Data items
--- Begin ---

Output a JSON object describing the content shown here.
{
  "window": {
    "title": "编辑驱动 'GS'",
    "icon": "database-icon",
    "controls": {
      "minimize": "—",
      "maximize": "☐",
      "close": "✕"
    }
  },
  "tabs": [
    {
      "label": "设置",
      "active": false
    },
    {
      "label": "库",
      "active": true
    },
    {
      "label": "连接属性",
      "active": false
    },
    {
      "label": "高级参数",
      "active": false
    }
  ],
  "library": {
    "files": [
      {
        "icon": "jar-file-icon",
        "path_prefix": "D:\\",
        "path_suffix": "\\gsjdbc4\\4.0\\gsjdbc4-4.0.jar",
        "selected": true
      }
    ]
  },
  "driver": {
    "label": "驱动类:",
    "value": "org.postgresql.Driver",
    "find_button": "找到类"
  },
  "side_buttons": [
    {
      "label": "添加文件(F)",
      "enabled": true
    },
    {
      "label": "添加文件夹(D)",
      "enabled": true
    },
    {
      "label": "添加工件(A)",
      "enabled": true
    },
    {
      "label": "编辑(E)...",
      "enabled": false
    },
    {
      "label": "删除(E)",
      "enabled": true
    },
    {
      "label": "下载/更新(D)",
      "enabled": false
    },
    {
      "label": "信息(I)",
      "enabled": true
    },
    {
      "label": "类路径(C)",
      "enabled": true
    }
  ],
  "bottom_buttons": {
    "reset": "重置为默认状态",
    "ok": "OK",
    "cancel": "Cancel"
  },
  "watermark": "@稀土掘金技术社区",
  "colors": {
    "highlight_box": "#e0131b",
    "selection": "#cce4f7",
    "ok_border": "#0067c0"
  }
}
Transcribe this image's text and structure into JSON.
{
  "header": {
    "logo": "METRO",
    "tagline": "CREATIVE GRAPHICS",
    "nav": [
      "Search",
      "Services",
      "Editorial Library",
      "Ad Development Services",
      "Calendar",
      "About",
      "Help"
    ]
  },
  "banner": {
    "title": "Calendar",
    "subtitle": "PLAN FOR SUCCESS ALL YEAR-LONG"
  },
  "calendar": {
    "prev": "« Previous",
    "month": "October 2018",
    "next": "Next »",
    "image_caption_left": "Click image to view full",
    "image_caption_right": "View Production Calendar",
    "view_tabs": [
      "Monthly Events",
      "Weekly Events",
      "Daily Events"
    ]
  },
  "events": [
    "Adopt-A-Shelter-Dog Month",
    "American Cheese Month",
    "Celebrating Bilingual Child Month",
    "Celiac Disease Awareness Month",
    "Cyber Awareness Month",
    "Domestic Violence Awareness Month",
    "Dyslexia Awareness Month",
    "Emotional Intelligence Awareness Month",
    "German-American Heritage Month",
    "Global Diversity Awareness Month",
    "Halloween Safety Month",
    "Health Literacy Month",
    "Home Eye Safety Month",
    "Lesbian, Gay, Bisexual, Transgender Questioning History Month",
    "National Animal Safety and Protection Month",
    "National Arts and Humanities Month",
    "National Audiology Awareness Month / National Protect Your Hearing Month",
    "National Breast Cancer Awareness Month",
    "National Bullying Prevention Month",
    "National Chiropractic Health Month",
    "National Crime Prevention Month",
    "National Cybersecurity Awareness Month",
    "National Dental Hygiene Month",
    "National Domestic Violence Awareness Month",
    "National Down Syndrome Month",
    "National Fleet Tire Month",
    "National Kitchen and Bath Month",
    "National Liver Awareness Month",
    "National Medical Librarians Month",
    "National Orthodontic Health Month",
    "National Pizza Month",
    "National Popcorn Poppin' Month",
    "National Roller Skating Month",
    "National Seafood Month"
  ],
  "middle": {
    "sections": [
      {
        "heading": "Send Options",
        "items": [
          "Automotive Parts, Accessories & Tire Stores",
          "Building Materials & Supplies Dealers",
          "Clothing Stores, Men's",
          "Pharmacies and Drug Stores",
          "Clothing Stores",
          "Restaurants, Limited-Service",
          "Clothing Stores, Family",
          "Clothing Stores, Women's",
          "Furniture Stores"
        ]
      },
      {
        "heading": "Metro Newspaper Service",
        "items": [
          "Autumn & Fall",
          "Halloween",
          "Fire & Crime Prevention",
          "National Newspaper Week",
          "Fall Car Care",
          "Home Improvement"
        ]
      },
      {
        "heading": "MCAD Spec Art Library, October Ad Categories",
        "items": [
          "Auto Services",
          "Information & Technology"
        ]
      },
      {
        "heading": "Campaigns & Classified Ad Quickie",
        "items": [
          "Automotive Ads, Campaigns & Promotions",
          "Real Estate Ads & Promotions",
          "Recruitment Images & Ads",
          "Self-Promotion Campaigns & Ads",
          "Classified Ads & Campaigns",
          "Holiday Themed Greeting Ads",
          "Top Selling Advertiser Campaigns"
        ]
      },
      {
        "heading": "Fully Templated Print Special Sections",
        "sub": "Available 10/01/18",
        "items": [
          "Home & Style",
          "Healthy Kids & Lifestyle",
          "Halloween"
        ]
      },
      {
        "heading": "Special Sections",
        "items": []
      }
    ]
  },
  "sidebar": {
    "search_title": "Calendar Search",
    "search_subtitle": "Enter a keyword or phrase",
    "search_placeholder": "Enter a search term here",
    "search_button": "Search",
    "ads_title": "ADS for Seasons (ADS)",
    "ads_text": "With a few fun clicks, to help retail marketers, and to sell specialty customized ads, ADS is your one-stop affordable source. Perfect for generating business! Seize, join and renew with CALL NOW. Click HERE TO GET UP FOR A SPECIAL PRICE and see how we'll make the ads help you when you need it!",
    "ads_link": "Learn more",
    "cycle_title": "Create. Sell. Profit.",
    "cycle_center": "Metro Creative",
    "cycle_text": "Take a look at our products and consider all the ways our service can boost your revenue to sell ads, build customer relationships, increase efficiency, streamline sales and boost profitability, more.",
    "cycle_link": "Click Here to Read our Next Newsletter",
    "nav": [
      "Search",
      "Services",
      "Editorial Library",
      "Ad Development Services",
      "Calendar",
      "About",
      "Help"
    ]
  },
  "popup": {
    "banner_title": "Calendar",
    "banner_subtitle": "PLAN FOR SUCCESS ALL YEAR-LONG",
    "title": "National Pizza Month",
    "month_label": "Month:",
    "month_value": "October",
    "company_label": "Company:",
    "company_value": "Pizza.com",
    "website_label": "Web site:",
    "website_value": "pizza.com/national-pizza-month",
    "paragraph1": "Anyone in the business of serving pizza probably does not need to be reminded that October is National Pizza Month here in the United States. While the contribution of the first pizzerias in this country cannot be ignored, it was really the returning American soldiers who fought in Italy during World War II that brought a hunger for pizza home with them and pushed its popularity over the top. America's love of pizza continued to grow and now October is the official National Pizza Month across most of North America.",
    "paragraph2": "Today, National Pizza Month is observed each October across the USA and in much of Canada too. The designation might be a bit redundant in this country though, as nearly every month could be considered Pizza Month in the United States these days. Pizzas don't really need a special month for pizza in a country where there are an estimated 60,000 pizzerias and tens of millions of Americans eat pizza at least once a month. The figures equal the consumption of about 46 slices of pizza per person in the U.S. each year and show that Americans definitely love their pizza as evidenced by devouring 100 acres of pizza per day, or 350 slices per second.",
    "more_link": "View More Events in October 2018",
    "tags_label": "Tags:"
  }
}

--- End ---

[Task] Where does the word "Newspaper" appear in the listing? List each line that holds it.

[Output]
        "heading": "Metro Newspaper Service",
          "National Newspaper Week",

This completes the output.